## Problem to solve
Copy out the data below as written; omit any images.

## Record extracts
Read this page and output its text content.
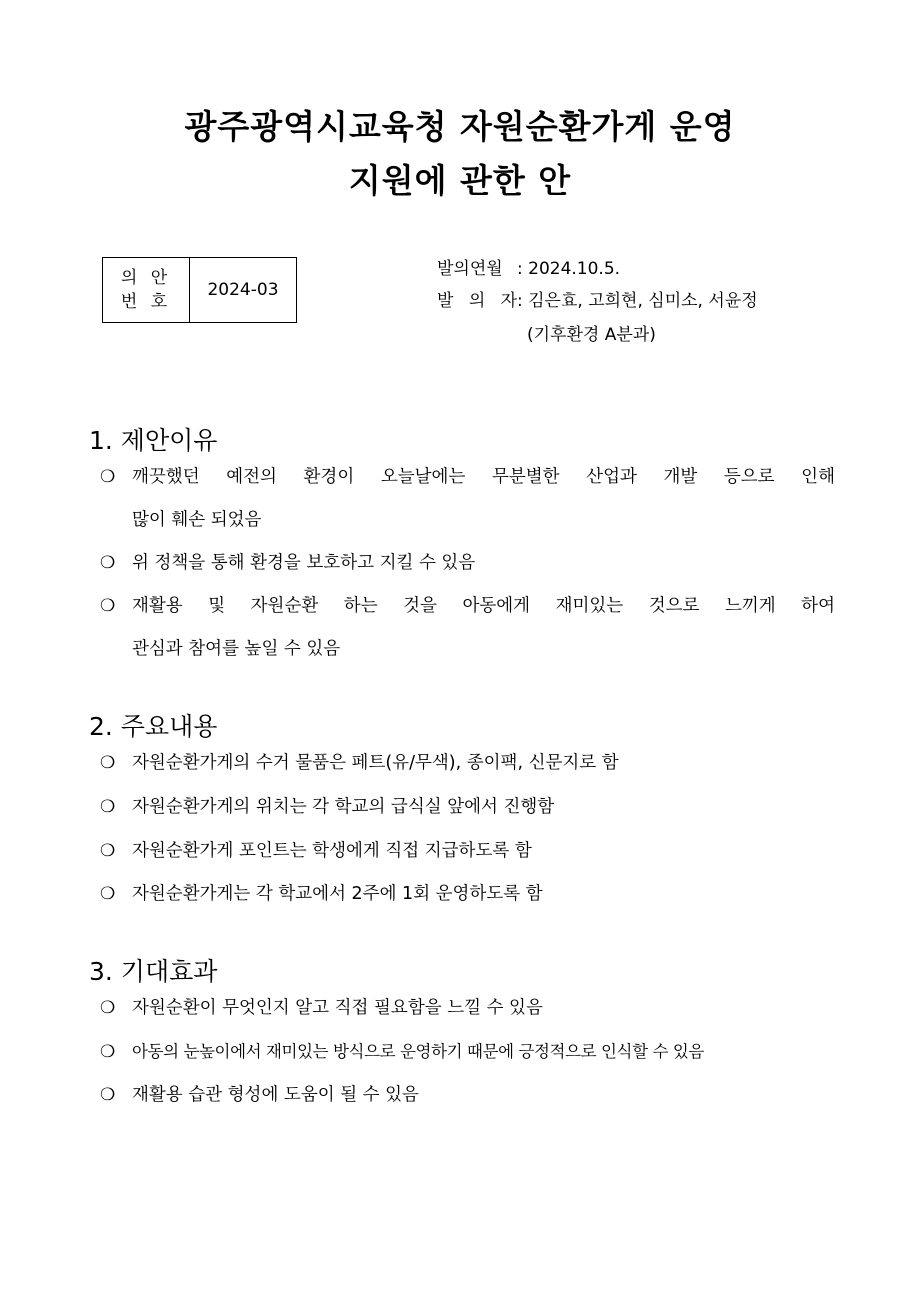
광주광역시교육청 자원순환가게 운영
지원에 관한 안
의 안
번 호
	2024-03
발의연월 : 2024.10.5.
발 의 자: 김은효, 고희현, 심미소, 서윤정
(기후환경 A분과)
1. 제안이유
❍ 깨끗했던 예전의 환경이 오늘날에는 무분별한 산업과 개발 등으로 인해
많이 훼손 되었음
❍ 위 정책을 통해 환경을 보호하고 지킬 수 있음
❍ 재활용 및 자원순환 하는 것을 아동에게 재미있는 것으로 느끼게 하여
관심과 참여를 높일 수 있음
2. 주요내용
❍ 자원순환가게의 수거 물품은 페트(유/무색), 종이팩, 신문지로 함
❍ 자원순환가게의 위치는 각 학교의 급식실 앞에서 진행함
❍ 자원순환가게 포인트는 학생에게 직접 지급하도록 함
❍ 자원순환가게는 각 학교에서 2주에 1회 운영하도록 함
3. 기대효과
❍ 자원순환이 무엇인지 알고 직접 필요함을 느낄 수 있음
❍ 아동의 눈높이에서 재미있는 방식으로 운영하기 때문에 긍정적으로 인식할 수 있음
❍ 재활용 습관 형성에 도움이 될 수 있음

## Problem solution
Read this page and output its text content.
광주광역시교육청 자원순환가게 운영
지원에 관한 안
의 안
번 호
	2024-03
발의연월 : 2024.10.5.
발 의 자: 김은효, 고희현, 심미소, 서윤정
(기후환경 A분과)
1. 제안이유
❍ 깨끗했던 예전의 환경이 오늘날에는 무분별한 산업과 개발 등으로 인해
많이 훼손 되었음
❍ 위 정책을 통해 환경을 보호하고 지킬 수 있음
❍ 재활용 및 자원순환 하는 것을 아동에게 재미있는 것으로 느끼게 하여
관심과 참여를 높일 수 있음
2. 주요내용
❍ 자원순환가게의 수거 물품은 페트(유/무색), 종이팩, 신문지로 함
❍ 자원순환가게의 위치는 각 학교의 급식실 앞에서 진행함
❍ 자원순환가게 포인트는 학생에게 직접 지급하도록 함
❍ 자원순환가게는 각 학교에서 2주에 1회 운영하도록 함
3. 기대효과
❍ 자원순환이 무엇인지 알고 직접 필요함을 느낄 수 있음
❍ 아동의 눈높이에서 재미있는 방식으로 운영하기 때문에 긍정적으로 인식할 수 있음
❍ 재활용 습관 형성에 도움이 될 수 있음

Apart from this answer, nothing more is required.